● GIVEN EXERCISE:
Search the records that follow and extract every line containing the string "Contains".
--- BEGIN SUPPLIED RECORDS ---
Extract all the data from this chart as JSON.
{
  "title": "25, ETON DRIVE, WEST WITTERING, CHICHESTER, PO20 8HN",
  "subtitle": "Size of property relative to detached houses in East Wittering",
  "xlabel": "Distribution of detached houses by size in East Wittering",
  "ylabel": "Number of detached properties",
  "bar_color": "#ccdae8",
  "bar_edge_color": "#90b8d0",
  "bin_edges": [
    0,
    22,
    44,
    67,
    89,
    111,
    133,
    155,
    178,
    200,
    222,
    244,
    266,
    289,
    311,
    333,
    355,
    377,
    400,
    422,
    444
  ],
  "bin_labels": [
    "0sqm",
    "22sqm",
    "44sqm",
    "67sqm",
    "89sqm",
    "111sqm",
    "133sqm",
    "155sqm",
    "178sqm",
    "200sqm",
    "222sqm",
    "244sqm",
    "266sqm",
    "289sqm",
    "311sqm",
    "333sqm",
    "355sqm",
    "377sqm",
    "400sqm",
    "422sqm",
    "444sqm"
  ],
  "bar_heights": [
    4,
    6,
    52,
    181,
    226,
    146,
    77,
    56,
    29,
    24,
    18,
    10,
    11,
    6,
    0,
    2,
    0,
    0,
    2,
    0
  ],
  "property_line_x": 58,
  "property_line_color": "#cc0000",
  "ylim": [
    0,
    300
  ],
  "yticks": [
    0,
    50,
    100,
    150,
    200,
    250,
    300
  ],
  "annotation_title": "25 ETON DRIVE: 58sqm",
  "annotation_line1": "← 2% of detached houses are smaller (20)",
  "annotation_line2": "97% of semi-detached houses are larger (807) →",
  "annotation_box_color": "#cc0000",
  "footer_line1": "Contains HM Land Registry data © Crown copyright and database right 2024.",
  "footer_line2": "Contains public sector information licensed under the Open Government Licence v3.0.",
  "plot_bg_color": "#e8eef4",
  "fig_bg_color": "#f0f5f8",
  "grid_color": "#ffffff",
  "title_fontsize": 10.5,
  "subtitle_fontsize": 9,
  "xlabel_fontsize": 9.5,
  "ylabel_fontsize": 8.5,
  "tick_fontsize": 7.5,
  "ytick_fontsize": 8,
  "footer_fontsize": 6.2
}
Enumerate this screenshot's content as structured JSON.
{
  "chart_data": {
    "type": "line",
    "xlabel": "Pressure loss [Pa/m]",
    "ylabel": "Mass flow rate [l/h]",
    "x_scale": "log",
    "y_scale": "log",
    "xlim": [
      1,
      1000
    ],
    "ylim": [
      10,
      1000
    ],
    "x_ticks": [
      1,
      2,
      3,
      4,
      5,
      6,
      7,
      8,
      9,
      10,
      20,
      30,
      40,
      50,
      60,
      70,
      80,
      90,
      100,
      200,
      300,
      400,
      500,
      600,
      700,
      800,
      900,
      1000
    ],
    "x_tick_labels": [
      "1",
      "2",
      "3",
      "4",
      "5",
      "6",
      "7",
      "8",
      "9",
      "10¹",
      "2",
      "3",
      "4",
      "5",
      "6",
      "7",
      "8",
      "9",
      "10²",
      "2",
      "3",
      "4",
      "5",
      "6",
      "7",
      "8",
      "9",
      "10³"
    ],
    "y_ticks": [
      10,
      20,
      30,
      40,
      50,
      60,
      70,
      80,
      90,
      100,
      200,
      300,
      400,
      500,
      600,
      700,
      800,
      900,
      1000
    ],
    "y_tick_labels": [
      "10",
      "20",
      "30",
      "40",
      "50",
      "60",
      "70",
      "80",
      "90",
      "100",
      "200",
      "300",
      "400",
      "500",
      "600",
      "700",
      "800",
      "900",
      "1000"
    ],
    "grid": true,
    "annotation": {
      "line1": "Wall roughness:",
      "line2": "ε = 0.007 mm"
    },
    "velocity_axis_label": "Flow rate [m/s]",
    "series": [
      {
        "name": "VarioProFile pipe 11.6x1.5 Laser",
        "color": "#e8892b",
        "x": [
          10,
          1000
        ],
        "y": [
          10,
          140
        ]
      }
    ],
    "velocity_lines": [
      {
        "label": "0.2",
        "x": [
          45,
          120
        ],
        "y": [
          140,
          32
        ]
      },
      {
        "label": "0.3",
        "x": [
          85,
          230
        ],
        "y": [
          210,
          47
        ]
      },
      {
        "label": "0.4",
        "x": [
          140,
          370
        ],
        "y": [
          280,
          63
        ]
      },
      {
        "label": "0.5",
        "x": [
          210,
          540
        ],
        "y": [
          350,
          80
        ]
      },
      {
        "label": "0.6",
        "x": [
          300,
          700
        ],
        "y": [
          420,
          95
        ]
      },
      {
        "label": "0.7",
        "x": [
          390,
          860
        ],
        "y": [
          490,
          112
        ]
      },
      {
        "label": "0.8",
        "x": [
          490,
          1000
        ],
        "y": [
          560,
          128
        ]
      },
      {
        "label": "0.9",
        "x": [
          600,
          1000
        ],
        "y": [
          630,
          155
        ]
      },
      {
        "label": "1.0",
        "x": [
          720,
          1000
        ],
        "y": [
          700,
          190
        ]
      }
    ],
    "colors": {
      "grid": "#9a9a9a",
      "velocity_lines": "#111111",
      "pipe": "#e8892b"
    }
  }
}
--- END SUPPLIED RECORDS ---
--- BEGIN SUPPLIED RECORDS ---
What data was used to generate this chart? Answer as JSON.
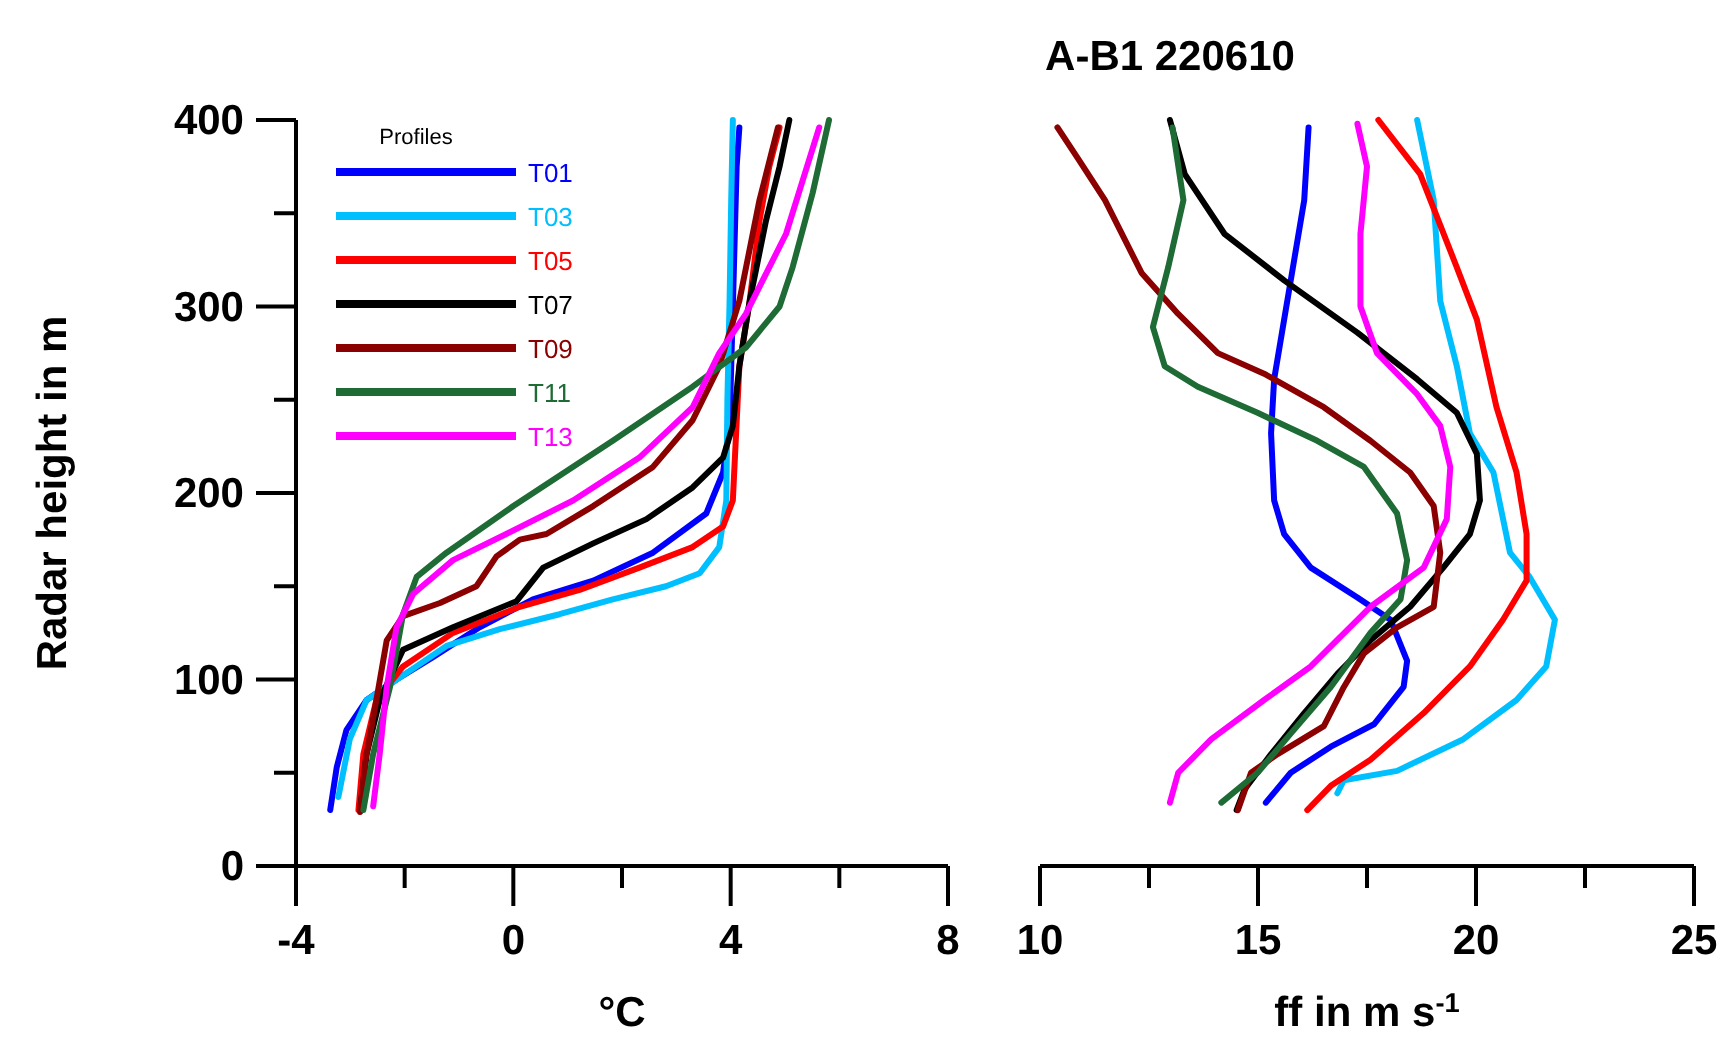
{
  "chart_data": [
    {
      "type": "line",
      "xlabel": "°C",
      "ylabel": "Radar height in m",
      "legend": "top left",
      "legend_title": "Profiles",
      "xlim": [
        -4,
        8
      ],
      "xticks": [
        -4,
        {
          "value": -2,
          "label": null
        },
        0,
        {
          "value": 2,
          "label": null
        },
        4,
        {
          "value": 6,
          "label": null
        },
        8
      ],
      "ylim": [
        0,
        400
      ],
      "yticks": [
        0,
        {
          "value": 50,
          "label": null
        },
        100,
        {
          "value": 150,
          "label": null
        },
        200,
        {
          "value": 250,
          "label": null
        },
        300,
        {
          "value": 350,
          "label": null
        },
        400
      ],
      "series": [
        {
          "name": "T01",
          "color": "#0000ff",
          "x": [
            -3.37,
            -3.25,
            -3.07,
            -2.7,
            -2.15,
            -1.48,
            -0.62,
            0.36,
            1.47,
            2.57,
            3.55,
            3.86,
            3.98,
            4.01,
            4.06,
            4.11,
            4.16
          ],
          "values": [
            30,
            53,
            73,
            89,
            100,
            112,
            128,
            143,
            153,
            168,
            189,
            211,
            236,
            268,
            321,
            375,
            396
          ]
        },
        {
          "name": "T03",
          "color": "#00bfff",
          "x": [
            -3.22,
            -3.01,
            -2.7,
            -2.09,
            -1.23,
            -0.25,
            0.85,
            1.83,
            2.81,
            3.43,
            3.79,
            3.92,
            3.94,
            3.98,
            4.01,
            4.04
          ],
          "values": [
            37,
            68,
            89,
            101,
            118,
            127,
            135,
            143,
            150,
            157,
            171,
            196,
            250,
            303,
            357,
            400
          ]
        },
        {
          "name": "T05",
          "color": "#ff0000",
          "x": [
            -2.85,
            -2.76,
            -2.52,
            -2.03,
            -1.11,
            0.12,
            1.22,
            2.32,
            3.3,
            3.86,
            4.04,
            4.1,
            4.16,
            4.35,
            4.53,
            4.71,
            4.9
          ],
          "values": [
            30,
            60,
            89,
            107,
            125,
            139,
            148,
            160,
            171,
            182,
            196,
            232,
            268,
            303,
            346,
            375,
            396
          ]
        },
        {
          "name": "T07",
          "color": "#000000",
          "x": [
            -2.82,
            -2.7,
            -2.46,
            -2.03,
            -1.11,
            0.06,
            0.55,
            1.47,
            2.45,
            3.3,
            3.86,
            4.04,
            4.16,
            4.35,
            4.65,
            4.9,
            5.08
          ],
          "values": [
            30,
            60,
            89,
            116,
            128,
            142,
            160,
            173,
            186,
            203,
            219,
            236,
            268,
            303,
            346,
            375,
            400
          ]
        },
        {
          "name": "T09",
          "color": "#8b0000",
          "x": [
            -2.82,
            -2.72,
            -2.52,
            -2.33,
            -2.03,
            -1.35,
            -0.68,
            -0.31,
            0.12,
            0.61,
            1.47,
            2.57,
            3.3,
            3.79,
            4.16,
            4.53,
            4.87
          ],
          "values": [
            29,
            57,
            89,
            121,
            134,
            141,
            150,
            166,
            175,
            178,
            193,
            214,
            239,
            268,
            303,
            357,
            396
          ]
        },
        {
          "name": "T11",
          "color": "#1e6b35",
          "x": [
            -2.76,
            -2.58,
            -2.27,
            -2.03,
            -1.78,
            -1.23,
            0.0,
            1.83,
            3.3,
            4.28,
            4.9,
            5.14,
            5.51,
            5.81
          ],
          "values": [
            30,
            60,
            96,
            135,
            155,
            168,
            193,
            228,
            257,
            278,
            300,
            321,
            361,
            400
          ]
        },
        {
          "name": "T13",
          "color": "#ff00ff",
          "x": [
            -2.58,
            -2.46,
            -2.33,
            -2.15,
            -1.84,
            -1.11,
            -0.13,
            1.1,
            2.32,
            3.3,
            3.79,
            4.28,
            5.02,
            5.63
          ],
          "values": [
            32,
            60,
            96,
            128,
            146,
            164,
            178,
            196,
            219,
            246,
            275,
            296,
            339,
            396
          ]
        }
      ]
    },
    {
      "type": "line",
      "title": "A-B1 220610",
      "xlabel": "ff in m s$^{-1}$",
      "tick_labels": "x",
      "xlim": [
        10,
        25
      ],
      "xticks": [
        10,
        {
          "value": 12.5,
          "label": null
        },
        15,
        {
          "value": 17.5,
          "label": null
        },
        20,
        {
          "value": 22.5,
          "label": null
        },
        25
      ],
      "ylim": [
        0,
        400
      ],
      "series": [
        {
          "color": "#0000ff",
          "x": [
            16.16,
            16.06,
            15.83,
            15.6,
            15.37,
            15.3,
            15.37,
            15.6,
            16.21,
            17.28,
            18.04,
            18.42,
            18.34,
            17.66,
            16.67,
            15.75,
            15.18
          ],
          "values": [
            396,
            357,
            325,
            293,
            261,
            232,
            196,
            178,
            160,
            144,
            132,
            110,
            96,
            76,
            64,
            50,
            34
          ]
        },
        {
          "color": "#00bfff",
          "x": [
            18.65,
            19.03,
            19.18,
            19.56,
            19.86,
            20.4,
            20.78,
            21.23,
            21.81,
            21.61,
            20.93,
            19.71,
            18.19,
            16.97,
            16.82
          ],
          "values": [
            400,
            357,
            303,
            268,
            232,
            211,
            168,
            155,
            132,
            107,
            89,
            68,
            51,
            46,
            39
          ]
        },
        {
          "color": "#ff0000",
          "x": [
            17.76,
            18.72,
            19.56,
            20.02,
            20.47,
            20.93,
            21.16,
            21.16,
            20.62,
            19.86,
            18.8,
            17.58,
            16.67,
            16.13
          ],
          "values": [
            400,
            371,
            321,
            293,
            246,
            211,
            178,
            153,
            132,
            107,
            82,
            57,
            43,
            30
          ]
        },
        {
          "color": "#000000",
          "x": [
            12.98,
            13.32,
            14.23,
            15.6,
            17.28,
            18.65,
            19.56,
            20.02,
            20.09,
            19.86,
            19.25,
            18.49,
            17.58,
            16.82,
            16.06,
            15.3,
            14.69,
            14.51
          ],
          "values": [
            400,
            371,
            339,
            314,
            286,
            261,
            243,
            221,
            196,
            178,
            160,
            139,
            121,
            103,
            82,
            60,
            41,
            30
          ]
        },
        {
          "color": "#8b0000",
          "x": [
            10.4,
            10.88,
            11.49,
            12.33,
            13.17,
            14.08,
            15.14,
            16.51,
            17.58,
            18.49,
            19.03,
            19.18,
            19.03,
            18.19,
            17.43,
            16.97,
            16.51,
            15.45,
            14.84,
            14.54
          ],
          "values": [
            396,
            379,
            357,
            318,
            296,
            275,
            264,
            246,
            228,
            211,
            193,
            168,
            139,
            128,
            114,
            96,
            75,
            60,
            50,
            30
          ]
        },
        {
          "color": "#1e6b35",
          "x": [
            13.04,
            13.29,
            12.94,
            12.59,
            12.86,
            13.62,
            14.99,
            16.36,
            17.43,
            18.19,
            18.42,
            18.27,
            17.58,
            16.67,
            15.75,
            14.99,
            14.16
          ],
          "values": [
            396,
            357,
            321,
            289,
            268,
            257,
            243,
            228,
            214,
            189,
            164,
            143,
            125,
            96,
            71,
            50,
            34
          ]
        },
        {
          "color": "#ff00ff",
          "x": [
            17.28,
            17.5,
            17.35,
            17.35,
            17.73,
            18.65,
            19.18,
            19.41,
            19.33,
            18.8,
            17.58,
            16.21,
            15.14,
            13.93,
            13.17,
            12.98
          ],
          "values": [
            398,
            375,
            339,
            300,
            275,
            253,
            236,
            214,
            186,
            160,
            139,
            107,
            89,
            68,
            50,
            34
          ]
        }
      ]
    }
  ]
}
--- END SUPPLIED RECORDS ---
--- BEGIN SUPPLIED RECORDS ---
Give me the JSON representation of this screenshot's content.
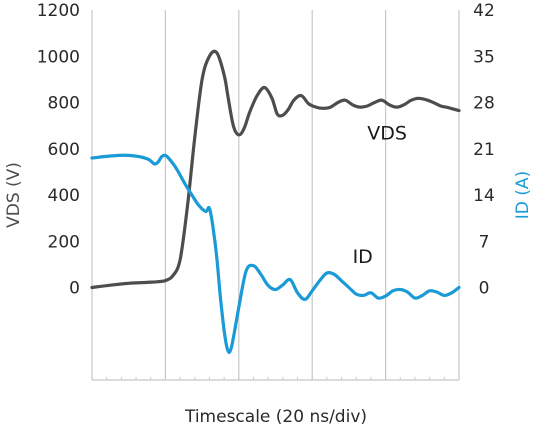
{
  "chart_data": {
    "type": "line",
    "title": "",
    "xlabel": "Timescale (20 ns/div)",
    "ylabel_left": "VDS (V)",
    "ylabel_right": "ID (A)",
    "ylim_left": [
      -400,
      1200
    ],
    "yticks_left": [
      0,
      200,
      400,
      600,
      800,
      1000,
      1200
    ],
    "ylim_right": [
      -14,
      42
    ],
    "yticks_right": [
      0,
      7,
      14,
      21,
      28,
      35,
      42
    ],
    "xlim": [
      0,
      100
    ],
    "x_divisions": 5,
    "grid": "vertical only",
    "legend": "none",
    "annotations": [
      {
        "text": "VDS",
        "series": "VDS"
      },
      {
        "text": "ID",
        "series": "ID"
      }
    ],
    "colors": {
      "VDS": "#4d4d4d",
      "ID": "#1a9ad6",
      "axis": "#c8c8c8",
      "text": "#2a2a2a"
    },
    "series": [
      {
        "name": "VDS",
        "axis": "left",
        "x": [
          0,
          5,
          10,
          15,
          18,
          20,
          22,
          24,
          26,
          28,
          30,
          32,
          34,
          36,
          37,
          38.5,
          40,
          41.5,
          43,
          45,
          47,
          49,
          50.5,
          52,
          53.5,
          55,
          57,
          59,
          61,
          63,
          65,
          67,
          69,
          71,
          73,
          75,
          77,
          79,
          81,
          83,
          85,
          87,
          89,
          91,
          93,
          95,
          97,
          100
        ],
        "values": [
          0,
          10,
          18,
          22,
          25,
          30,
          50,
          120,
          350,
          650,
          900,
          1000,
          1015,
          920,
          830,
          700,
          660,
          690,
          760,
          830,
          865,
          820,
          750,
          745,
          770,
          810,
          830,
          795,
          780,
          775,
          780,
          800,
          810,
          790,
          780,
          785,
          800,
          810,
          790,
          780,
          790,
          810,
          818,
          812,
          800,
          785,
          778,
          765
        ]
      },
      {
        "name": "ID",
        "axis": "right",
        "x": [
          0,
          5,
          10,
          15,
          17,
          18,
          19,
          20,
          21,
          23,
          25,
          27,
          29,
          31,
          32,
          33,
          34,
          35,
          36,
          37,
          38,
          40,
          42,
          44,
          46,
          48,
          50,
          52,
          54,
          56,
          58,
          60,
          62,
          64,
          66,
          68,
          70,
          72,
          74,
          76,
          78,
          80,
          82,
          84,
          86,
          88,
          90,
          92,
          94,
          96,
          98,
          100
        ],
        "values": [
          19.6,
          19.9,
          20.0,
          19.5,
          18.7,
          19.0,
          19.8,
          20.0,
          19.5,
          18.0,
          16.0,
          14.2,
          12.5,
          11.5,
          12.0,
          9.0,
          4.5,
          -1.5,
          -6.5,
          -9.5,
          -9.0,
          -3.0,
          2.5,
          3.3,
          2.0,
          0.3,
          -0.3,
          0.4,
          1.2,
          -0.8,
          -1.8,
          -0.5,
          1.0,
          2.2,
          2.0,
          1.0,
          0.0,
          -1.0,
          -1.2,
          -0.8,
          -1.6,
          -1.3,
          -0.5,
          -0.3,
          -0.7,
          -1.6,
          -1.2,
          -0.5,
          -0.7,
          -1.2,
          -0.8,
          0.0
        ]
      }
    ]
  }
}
--- END SUPPLIED RECORDS ---
● RESULT OF THIS TASK:
  "footer_line1": "Contains HM Land Registry data © Crown copyright and database right 2024.",
  "footer_line2": "Contains public sector information licensed under the Open Government Licence v3.0.",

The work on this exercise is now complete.